WHAT TO WORK ON: Make an exact copy of the listing below.

RECORDS:
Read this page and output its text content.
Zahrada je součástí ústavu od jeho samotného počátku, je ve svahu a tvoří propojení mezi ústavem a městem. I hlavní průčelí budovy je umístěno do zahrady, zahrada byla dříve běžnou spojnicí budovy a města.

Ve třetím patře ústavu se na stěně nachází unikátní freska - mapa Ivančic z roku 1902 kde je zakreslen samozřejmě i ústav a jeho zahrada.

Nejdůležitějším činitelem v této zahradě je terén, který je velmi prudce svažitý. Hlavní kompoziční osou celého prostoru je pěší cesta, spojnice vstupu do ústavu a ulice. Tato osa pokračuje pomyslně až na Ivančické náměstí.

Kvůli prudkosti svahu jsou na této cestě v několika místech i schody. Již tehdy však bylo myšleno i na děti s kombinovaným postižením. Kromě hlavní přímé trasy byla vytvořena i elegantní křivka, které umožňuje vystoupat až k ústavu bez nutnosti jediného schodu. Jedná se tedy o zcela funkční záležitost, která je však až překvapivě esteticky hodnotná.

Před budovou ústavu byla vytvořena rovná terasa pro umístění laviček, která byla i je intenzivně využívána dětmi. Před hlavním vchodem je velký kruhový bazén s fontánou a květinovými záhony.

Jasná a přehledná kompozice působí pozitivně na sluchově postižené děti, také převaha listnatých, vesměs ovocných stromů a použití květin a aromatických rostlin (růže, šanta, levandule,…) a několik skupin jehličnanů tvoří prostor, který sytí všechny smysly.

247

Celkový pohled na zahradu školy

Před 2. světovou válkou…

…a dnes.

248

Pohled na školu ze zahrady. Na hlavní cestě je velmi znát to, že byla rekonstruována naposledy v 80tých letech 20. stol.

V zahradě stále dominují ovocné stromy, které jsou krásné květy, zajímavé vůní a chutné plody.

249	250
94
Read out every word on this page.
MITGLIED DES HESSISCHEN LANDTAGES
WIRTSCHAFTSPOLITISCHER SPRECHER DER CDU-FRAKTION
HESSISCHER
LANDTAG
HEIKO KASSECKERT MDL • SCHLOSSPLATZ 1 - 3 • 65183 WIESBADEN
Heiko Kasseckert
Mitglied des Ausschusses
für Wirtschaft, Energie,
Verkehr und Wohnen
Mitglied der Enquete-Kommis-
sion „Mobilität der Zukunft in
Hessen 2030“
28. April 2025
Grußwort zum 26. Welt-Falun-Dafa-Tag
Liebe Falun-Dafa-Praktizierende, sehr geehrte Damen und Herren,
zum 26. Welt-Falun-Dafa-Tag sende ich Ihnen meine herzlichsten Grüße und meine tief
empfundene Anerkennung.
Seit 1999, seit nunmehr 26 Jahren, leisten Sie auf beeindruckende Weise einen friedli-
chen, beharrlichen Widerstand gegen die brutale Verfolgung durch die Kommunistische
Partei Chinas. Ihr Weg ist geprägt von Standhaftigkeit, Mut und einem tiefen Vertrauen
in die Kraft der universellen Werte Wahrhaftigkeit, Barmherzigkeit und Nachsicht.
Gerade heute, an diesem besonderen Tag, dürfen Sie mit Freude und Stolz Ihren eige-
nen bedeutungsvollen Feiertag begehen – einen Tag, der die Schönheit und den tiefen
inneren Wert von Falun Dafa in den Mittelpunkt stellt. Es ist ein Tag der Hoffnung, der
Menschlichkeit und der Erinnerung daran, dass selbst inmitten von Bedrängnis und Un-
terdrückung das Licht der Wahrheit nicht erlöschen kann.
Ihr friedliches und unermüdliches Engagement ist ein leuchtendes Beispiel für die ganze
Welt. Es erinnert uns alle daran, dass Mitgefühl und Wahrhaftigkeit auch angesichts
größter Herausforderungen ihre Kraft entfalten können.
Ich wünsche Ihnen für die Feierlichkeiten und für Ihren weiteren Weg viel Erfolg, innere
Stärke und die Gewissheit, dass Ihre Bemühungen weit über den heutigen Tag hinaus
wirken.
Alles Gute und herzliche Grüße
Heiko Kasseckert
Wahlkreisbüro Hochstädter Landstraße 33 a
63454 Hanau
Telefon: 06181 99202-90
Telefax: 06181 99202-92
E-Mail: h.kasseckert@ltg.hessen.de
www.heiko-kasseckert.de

TASK RESULT:
Read this page and output its text content.
Zahrada je součástí ústavu od jeho samotného počátku, je ve svahu a tvoří propojení mezi ústavem a městem. I hlavní průčelí budovy je umístěno do zahrady, zahrada byla dříve běžnou spojnicí budovy a města.

Ve třetím patře ústavu se na stěně nachází unikátní freska - mapa Ivančic z roku 1902 kde je zakreslen samozřejmě i ústav a jeho zahrada.

Nejdůležitějším činitelem v této zahradě je terén, který je velmi prudce svažitý. Hlavní kompoziční osou celého prostoru je pěší cesta, spojnice vstupu do ústavu a ulice. Tato osa pokračuje pomyslně až na Ivančické náměstí.

Kvůli prudkosti svahu jsou na této cestě v několika místech i schody. Již tehdy však bylo myšleno i na děti s kombinovaným postižením. Kromě hlavní přímé trasy byla vytvořena i elegantní křivka, které umožňuje vystoupat až k ústavu bez nutnosti jediného schodu. Jedná se tedy o zcela funkční záležitost, která je však až překvapivě esteticky hodnotná.

Před budovou ústavu byla vytvořena rovná terasa pro umístění laviček, která byla i je intenzivně využívána dětmi. Před hlavním vchodem je velký kruhový bazén s fontánou a květinovými záhony.

Jasná a přehledná kompozice působí pozitivně na sluchově postižené děti, také převaha listnatých, vesměs ovocných stromů a použití květin a aromatických rostlin (růže, šanta, levandule,…) a několik skupin jehličnanů tvoří prostor, který sytí všechny smysly.

247

Celkový pohled na zahradu školy

Před 2. světovou válkou…

…a dnes.

248

Pohled na školu ze zahrady. Na hlavní cestě je velmi znát to, že byla rekonstruována naposledy v 80tých letech 20. stol.

V zahradě stále dominují ovocné stromy, které jsou krásné květy, zajímavé vůní a chutné plody.

249	250
94
Read out every word on this page.
MITGLIED DES HESSISCHEN LANDTAGES
WIRTSCHAFTSPOLITISCHER SPRECHER DER CDU-FRAKTION
HESSISCHER
LANDTAG
HEIKO KASSECKERT MDL • SCHLOSSPLATZ 1 - 3 • 65183 WIESBADEN
Heiko Kasseckert
Mitglied des Ausschusses
für Wirtschaft, Energie,
Verkehr und Wohnen
Mitglied der Enquete-Kommis-
sion „Mobilität der Zukunft in
Hessen 2030“
28. April 2025
Grußwort zum 26. Welt-Falun-Dafa-Tag
Liebe Falun-Dafa-Praktizierende, sehr geehrte Damen und Herren,
zum 26. Welt-Falun-Dafa-Tag sende ich Ihnen meine herzlichsten Grüße und meine tief
empfundene Anerkennung.
Seit 1999, seit nunmehr 26 Jahren, leisten Sie auf beeindruckende Weise einen friedli-
chen, beharrlichen Widerstand gegen die brutale Verfolgung durch die Kommunistische
Partei Chinas. Ihr Weg ist geprägt von Standhaftigkeit, Mut und einem tiefen Vertrauen
in die Kraft der universellen Werte Wahrhaftigkeit, Barmherzigkeit und Nachsicht.
Gerade heute, an diesem besonderen Tag, dürfen Sie mit Freude und Stolz Ihren eige-
nen bedeutungsvollen Feiertag begehen – einen Tag, der die Schönheit und den tiefen
inneren Wert von Falun Dafa in den Mittelpunkt stellt. Es ist ein Tag der Hoffnung, der
Menschlichkeit und der Erinnerung daran, dass selbst inmitten von Bedrängnis und Un-
terdrückung das Licht der Wahrheit nicht erlöschen kann.
Ihr friedliches und unermüdliches Engagement ist ein leuchtendes Beispiel für die ganze
Welt. Es erinnert uns alle daran, dass Mitgefühl und Wahrhaftigkeit auch angesichts
größter Herausforderungen ihre Kraft entfalten können.
Ich wünsche Ihnen für die Feierlichkeiten und für Ihren weiteren Weg viel Erfolg, innere
Stärke und die Gewissheit, dass Ihre Bemühungen weit über den heutigen Tag hinaus
wirken.
Alles Gute und herzliche Grüße
Heiko Kasseckert
Wahlkreisbüro Hochstädter Landstraße 33 a
63454 Hanau
Telefon: 06181 99202-90
Telefax: 06181 99202-92
E-Mail: h.kasseckert@ltg.hessen.de
www.heiko-kasseckert.de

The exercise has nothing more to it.